(Data entries)

===

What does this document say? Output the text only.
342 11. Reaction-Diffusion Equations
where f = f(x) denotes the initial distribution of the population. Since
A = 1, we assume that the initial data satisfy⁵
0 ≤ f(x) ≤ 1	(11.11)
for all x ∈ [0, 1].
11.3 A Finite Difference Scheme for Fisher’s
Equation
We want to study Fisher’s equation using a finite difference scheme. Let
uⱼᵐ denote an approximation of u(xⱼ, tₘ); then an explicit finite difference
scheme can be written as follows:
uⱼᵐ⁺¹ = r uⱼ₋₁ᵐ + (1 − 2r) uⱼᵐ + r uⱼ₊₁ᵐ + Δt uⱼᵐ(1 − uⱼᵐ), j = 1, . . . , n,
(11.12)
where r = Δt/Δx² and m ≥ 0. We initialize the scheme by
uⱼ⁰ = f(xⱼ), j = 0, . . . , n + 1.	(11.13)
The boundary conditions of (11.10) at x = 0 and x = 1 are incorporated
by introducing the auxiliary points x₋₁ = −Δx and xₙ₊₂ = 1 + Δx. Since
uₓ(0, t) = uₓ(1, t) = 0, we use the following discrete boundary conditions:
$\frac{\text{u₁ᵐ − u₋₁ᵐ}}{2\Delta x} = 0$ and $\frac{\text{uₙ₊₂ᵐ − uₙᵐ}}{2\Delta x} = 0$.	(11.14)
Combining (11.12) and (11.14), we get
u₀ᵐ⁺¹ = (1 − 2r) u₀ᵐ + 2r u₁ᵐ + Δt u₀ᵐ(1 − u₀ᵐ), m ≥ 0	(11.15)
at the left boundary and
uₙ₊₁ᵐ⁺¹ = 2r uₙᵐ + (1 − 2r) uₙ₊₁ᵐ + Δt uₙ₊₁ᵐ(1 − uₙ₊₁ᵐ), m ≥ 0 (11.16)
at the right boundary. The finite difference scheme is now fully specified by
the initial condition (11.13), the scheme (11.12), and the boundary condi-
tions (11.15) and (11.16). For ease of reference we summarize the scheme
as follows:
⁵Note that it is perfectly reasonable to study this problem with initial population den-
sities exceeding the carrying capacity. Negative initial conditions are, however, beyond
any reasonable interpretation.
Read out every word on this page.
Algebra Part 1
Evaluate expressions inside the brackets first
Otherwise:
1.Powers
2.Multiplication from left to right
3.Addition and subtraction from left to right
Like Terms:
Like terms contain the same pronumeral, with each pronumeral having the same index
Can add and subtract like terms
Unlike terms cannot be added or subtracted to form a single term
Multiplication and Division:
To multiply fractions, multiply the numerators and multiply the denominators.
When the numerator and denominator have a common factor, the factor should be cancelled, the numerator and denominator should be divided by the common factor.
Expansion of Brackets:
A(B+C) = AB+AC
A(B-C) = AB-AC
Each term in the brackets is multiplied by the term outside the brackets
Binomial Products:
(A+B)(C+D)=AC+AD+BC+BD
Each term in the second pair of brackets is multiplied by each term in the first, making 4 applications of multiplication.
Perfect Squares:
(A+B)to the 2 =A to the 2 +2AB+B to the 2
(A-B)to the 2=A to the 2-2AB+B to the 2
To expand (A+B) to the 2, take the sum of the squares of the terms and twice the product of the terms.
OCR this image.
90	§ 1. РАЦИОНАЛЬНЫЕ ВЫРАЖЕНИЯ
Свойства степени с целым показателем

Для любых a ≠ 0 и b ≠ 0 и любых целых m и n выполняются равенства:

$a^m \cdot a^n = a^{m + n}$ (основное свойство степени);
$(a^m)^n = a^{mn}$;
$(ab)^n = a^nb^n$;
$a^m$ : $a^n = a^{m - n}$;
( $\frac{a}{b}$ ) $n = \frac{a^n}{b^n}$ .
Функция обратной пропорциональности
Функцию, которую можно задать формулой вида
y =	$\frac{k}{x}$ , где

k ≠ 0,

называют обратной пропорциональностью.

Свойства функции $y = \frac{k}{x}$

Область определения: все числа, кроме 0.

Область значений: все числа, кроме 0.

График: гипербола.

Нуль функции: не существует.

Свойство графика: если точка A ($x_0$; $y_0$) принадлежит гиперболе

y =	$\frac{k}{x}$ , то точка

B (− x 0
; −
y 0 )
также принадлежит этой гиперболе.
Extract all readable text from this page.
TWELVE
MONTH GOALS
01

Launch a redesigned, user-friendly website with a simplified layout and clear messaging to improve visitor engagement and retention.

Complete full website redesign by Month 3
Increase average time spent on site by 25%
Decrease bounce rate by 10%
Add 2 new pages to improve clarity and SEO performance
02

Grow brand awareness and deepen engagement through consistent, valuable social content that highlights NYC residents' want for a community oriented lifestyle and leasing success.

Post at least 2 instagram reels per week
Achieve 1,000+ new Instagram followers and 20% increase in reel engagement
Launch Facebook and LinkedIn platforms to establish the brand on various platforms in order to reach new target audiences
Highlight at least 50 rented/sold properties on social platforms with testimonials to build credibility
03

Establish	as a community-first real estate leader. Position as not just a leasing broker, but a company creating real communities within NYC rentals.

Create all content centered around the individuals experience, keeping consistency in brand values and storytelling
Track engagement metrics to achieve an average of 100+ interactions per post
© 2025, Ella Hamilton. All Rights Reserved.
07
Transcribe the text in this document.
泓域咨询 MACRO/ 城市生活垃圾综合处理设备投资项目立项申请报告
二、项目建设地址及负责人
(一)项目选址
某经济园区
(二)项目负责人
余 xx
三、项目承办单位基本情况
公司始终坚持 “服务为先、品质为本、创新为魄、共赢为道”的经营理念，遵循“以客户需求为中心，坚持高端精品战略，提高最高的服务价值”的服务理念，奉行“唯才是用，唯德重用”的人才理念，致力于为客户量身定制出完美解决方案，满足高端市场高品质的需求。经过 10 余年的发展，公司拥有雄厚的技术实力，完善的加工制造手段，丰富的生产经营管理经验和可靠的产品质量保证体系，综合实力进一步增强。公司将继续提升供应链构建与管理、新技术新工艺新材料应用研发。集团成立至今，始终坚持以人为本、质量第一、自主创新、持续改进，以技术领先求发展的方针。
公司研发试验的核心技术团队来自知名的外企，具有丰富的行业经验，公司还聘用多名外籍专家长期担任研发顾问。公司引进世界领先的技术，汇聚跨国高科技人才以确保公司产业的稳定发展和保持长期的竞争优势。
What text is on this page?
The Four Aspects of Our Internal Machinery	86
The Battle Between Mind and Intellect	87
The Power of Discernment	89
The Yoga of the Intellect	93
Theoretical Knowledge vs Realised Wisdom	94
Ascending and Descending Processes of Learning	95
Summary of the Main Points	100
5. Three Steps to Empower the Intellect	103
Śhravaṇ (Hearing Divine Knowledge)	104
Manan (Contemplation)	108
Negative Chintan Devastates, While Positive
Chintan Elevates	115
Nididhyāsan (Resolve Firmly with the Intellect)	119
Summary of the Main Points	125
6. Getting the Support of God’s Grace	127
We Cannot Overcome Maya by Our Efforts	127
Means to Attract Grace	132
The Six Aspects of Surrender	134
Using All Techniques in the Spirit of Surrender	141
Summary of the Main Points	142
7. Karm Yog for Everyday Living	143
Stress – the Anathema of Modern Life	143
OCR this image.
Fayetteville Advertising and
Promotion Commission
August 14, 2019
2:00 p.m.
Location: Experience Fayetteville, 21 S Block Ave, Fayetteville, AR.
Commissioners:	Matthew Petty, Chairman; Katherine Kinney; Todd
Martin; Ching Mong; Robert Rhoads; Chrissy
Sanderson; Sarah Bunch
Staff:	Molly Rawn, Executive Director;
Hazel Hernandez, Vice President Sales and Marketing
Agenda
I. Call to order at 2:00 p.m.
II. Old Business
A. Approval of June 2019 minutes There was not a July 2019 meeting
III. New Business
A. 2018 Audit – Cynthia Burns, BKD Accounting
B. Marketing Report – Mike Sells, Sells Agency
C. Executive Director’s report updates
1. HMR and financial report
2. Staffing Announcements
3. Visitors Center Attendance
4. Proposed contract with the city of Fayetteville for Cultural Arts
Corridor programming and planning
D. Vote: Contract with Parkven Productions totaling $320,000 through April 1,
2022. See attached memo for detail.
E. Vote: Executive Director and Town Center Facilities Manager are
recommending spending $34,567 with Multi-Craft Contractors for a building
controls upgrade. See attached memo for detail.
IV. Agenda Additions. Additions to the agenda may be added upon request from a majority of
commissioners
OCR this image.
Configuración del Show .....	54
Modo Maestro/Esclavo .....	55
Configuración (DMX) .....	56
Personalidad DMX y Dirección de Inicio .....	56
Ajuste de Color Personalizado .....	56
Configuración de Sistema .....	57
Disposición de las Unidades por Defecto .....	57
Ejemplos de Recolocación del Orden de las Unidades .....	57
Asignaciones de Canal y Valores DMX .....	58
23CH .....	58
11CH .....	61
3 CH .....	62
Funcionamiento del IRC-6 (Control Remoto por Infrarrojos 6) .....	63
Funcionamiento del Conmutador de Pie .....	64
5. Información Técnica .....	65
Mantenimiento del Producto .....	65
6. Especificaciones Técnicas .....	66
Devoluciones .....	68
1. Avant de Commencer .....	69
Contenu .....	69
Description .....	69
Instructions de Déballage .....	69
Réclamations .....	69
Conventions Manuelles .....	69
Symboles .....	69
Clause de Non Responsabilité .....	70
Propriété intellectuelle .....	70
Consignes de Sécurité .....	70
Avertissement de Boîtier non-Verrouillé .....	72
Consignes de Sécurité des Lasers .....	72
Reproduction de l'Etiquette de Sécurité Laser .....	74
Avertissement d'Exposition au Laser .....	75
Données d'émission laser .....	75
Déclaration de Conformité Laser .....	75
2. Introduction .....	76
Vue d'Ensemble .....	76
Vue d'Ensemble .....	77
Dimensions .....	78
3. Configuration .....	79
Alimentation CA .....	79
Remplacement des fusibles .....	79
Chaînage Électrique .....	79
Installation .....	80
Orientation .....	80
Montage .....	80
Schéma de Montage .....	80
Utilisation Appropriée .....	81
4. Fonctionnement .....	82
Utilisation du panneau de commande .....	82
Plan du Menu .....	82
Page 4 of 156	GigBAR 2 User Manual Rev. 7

===

> Problem statement
Search the lines above for the string "функции" and copy each line that has it.

> Full output
Свойства функции $y = \frac{k}{x}$
Нуль функции: не существует.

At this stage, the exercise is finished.